# [Task goal]
Each line of the listing that contains the word "JSON" is to be copied.

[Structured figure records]

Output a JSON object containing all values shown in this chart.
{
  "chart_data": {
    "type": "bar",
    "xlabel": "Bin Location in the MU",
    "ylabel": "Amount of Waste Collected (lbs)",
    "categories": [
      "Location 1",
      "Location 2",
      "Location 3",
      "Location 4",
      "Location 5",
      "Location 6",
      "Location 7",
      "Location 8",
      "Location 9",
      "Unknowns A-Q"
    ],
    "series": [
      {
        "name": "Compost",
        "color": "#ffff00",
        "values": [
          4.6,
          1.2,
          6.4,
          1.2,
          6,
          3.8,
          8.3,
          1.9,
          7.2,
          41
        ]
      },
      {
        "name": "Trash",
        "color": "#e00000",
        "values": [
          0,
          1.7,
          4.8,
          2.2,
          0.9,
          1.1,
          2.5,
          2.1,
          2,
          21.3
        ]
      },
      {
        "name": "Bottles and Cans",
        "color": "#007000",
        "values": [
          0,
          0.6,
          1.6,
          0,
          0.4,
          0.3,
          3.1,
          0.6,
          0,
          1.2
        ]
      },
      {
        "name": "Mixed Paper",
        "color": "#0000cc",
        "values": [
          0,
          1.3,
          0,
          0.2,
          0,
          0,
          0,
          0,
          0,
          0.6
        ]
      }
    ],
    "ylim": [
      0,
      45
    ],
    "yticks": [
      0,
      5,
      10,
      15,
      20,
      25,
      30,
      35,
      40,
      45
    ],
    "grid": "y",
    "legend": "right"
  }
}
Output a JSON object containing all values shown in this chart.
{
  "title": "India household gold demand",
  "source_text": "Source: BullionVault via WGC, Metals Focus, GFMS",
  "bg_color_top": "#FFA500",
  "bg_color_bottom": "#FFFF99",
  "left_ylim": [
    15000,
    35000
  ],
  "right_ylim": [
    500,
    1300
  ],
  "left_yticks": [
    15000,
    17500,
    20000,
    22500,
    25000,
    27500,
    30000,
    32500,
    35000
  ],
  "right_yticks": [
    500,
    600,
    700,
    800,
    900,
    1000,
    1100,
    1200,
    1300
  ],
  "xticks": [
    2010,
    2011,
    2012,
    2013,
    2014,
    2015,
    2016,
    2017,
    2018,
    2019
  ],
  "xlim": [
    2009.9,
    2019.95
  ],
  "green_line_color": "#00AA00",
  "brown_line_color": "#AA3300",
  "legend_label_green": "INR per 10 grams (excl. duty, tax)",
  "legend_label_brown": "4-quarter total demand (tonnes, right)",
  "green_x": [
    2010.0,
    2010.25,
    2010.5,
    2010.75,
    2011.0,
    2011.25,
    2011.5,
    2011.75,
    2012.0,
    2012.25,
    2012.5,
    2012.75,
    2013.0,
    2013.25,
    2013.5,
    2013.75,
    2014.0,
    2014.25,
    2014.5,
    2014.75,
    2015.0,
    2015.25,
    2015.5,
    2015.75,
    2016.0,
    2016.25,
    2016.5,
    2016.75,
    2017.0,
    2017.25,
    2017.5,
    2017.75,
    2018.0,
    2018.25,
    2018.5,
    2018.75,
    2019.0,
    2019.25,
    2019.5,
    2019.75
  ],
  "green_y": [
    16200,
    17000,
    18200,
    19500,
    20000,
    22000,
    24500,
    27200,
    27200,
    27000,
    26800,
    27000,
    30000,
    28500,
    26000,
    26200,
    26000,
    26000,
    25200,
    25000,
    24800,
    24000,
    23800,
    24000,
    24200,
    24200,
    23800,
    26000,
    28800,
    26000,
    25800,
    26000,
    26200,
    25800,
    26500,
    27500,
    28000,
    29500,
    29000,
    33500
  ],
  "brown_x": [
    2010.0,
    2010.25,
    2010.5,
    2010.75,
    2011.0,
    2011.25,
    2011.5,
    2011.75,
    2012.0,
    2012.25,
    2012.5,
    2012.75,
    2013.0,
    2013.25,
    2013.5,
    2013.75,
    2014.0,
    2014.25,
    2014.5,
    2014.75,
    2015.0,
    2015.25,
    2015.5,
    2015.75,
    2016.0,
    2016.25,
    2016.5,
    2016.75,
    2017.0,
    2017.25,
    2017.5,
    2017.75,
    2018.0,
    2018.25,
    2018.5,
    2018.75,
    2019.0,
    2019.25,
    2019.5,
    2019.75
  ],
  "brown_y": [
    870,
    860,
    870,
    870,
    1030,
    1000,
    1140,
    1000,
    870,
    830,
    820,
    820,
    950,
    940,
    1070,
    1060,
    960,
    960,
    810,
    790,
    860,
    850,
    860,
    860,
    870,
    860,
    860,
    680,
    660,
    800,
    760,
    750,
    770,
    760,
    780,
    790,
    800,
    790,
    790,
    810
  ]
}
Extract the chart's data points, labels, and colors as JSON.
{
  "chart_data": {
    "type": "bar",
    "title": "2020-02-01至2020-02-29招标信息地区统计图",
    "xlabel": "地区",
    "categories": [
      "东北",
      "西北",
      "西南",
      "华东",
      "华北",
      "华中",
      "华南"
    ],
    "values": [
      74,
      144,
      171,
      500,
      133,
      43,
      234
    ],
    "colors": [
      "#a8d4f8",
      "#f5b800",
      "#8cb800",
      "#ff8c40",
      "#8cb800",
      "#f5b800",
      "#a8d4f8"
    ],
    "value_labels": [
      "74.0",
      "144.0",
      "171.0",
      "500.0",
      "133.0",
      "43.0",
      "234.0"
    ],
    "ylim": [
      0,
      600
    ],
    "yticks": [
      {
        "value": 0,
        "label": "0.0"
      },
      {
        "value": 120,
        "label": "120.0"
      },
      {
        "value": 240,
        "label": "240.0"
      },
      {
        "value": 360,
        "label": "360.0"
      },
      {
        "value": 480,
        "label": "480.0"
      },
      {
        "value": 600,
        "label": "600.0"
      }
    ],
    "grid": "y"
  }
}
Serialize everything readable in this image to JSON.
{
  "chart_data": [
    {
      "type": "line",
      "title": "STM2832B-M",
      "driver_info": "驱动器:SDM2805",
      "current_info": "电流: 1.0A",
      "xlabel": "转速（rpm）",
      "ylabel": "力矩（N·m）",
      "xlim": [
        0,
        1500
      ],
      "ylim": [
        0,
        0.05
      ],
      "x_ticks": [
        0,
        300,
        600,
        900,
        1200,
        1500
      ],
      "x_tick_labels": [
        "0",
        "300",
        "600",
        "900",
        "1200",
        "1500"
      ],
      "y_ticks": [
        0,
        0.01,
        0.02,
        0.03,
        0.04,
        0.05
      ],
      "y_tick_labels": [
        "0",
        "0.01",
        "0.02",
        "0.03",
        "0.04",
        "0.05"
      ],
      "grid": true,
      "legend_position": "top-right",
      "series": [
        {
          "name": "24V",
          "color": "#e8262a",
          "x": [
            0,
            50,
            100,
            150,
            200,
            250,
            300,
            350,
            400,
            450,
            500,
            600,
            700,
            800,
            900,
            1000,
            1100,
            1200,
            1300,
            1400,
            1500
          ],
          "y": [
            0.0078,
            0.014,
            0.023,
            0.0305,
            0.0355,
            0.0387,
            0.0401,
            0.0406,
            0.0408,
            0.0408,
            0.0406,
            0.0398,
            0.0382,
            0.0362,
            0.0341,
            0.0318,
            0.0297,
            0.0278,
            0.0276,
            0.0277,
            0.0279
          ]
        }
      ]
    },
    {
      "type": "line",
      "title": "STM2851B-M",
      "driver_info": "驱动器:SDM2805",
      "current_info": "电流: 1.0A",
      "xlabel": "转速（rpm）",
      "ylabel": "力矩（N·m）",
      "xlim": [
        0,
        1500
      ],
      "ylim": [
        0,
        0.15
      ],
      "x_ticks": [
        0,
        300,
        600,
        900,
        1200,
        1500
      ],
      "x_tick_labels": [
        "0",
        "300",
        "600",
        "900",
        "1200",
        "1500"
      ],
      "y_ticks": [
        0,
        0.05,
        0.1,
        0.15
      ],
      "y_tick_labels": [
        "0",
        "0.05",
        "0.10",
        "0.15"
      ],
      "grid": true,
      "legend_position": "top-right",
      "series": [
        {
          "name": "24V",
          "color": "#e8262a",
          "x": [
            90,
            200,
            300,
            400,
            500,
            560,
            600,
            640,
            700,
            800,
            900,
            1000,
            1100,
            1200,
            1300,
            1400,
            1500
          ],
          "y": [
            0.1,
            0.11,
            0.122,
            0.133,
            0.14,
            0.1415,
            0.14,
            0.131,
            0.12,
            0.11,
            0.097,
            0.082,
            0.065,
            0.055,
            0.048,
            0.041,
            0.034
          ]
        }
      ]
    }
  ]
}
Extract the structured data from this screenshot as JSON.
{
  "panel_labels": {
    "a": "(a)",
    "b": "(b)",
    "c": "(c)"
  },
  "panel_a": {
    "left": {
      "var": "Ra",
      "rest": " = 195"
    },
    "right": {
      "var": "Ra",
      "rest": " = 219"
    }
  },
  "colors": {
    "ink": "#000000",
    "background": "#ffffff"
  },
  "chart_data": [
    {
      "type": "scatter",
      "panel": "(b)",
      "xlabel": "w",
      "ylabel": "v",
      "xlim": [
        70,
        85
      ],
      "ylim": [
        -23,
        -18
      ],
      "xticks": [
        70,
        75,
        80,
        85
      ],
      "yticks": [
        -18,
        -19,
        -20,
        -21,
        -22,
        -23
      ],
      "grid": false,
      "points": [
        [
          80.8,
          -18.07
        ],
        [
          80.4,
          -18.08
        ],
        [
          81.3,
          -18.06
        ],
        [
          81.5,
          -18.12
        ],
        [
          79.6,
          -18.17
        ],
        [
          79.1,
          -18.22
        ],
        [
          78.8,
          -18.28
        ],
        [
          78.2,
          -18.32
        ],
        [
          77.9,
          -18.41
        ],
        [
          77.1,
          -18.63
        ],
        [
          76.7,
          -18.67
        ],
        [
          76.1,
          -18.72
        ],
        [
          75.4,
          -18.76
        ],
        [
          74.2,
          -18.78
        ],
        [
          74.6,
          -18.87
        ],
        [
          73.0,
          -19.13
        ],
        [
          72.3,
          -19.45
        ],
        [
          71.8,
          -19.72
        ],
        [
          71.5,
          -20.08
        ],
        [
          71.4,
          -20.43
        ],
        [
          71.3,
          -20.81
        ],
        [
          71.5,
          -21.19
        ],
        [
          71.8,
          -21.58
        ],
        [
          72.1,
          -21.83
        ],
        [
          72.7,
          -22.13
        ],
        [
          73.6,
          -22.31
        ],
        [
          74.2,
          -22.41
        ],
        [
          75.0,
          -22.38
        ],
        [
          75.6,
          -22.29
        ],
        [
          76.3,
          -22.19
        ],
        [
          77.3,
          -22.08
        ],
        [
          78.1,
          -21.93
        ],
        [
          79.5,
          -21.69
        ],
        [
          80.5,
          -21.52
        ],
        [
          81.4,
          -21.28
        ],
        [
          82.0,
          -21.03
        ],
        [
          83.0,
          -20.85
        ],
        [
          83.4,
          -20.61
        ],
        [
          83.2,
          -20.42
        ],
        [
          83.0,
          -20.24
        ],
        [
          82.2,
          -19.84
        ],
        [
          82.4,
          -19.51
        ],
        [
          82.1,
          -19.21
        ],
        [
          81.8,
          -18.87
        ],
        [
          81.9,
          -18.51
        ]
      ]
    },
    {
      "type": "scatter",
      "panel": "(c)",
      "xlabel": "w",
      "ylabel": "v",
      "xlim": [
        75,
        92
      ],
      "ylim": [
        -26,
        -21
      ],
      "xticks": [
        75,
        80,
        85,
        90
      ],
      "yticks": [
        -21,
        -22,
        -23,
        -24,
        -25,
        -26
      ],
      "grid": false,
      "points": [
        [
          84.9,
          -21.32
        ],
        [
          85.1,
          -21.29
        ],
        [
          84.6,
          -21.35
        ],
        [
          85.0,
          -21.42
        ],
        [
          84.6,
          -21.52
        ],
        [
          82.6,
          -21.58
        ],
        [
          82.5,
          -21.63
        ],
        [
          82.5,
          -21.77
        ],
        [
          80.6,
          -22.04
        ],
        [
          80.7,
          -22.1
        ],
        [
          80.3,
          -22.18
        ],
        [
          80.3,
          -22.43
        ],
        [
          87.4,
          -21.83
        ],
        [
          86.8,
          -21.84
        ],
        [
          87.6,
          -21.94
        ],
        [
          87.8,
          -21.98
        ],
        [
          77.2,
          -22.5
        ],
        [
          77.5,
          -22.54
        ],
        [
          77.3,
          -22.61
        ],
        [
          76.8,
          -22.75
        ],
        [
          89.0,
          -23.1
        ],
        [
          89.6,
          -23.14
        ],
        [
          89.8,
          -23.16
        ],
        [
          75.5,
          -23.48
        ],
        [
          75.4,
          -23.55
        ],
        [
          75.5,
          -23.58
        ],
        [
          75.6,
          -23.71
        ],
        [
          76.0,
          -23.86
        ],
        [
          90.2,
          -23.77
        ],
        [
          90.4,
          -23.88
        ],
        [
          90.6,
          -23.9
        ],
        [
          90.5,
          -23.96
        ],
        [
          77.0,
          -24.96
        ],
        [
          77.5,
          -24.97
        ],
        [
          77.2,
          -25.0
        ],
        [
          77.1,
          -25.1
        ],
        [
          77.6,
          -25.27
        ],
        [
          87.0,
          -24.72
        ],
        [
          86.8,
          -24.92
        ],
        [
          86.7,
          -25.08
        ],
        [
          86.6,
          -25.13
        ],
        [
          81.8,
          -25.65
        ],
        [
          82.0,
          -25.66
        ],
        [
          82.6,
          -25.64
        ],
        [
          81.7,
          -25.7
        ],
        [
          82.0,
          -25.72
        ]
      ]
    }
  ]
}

# [Response to this exercise]
Output a JSON object containing all values shown in this chart.
Output a JSON object containing all values shown in this chart.
Extract the chart's data points, labels, and colors as JSON.
Serialize everything readable in this image to JSON.
Extract the structured data from this screenshot as JSON.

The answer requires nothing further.